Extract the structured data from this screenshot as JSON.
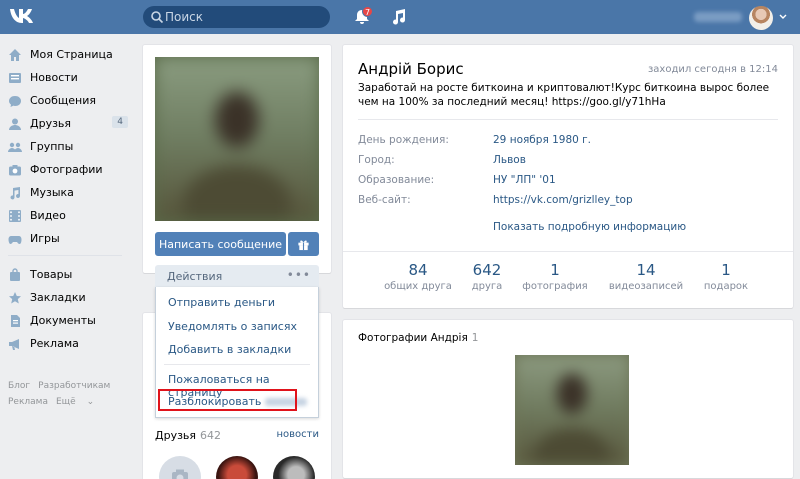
{
  "header": {
    "search_placeholder": "Поиск",
    "notifications_count": "7",
    "colors": {
      "bar": "#4a76a8",
      "search_bg": "#224b7a",
      "badge": "#e64646"
    }
  },
  "nav": {
    "items": [
      {
        "label": "Моя Страница",
        "icon": "home-icon"
      },
      {
        "label": "Новости",
        "icon": "news-icon"
      },
      {
        "label": "Сообщения",
        "icon": "messages-icon"
      },
      {
        "label": "Друзья",
        "icon": "friends-icon",
        "count": "4"
      },
      {
        "label": "Группы",
        "icon": "groups-icon"
      },
      {
        "label": "Фотографии",
        "icon": "camera-icon"
      },
      {
        "label": "Музыка",
        "icon": "music-icon"
      },
      {
        "label": "Видео",
        "icon": "video-icon"
      },
      {
        "label": "Игры",
        "icon": "gamepad-icon"
      }
    ],
    "items2": [
      {
        "label": "Товары",
        "icon": "bag-icon"
      },
      {
        "label": "Закладки",
        "icon": "star-icon"
      },
      {
        "label": "Документы",
        "icon": "document-icon"
      },
      {
        "label": "Реклама",
        "icon": "megaphone-icon"
      }
    ],
    "footer": {
      "blog": "Блог",
      "developers": "Разработчикам",
      "ads": "Реклама",
      "more": "Ещё"
    }
  },
  "profile": {
    "send_message": "Написать сообщение",
    "actions_label": "Действия",
    "actions_dots": "•••",
    "menu": {
      "send_money": "Отправить деньги",
      "notify_posts": "Уведомлять о записях",
      "add_bookmarks": "Добавить в закладки",
      "report": "Пожаловаться на страницу",
      "unblock": "Разблокировать"
    },
    "friends": {
      "title": "Друзья",
      "count": "642",
      "all": "новости"
    }
  },
  "info": {
    "name": "Андрій Борис",
    "last_seen": "заходил сегодня в 12:14",
    "status": "Заработай на росте биткоина и криптовалют!Курс биткоина вырос более чем на 100% за последний месяц! https://goo.gl/y71hHa",
    "rows": [
      {
        "label": "День рождения:",
        "value": "29 ноября 1980 г."
      },
      {
        "label": "Город:",
        "value": "Львов"
      },
      {
        "label": "Образование:",
        "value": "НУ \"ЛП\" '01"
      },
      {
        "label": "Веб-сайт:",
        "value": "https://vk.com/grizlley_top"
      }
    ],
    "more": "Показать подробную информацию",
    "stats": [
      {
        "num": "84",
        "label": "общих друга"
      },
      {
        "num": "642",
        "label": "друга"
      },
      {
        "num": "1",
        "label": "фотография"
      },
      {
        "num": "14",
        "label": "видеозаписей"
      },
      {
        "num": "1",
        "label": "подарок"
      }
    ]
  },
  "photos": {
    "title": "Фотографии Андрія",
    "count": "1"
  }
}
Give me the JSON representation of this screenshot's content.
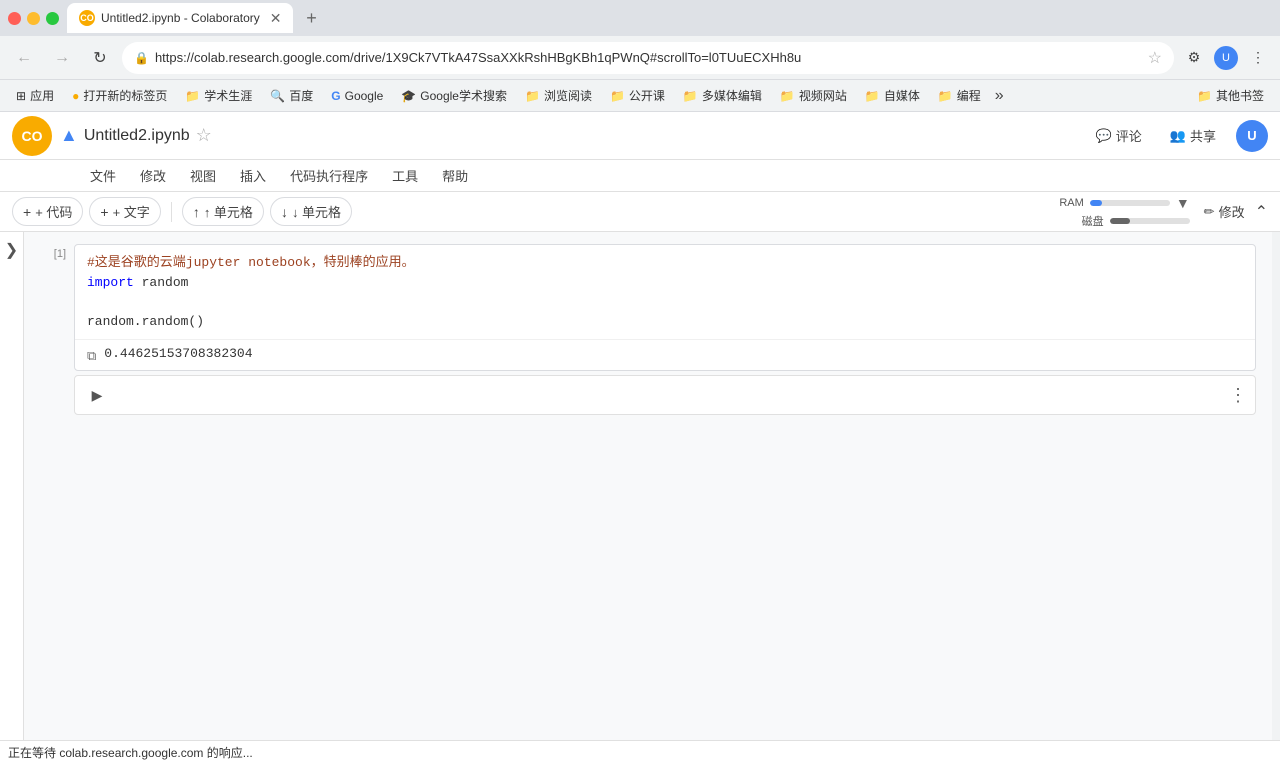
{
  "browser": {
    "tab": {
      "title": "Untitled2.ipynb - Colaboratory",
      "favicon_text": "CO"
    },
    "new_tab_label": "+",
    "nav": {
      "back_title": "后退",
      "forward_title": "前进",
      "refresh_title": "刷新",
      "url": "https://colab.research.google.com/drive/1X9Ck7VTkA47SsaXXkRshHBgKBh1qPWnQ#scrollTo=l0TUuECXHh8u",
      "lock_icon": "🔒",
      "star_icon": "☆"
    },
    "bookmarks": [
      {
        "icon": "⊞",
        "label": "应用"
      },
      {
        "icon": "🔶",
        "label": "打开新的标签页"
      },
      {
        "icon": "📁",
        "label": "学术生涯"
      },
      {
        "icon": "🔍",
        "label": "百度"
      },
      {
        "icon": "G",
        "label": "Google"
      },
      {
        "icon": "🎓",
        "label": "Google学术搜索"
      },
      {
        "icon": "📁",
        "label": "浏览阅读"
      },
      {
        "icon": "📁",
        "label": "公开课"
      },
      {
        "icon": "📁",
        "label": "多媒体编辑"
      },
      {
        "icon": "📁",
        "label": "视频网站"
      },
      {
        "icon": "📁",
        "label": "自媒体"
      },
      {
        "icon": "📁",
        "label": "编程"
      }
    ],
    "bookmarks_more": "»",
    "other_bookmarks": "其他书签"
  },
  "colab": {
    "logo_text": "CO",
    "drive_icon": "▲",
    "file_name": "Untitled2.ipynb",
    "star_icon": "☆",
    "menu_items": [
      "文件",
      "修改",
      "视图",
      "插入",
      "代码执行程序",
      "工具",
      "帮助"
    ],
    "toolbar": {
      "add_code": "+ 代码",
      "add_text": "+ 文字",
      "move_up": "↑ 单元格",
      "move_down": "↓ 单元格"
    },
    "ram_label": "RAM",
    "disk_label": "磁盘",
    "ram_percent": 15,
    "disk_percent": 25,
    "edit_label": "修改",
    "comment_label": "评论",
    "share_label": "共享",
    "left_toggle_icon": "❯",
    "cell": {
      "number": "[1]",
      "code_line1": "#这是谷歌的云端jupyter notebook，特别棒的应用。",
      "code_line2": "import random",
      "code_line3": "",
      "code_line4": "random.random()",
      "output_value": "0.44625153708382304"
    },
    "empty_cell_run_icon": "▶",
    "empty_cell_menu_icon": "⋮"
  },
  "status_bar": {
    "text": "正在等待 colab.research.google.com 的响应..."
  }
}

————

From the data, list each line in which the string "this" appears.

Extract the structured data from this screenshot as JSON.
Give me the JSON representation of this screenshot's content.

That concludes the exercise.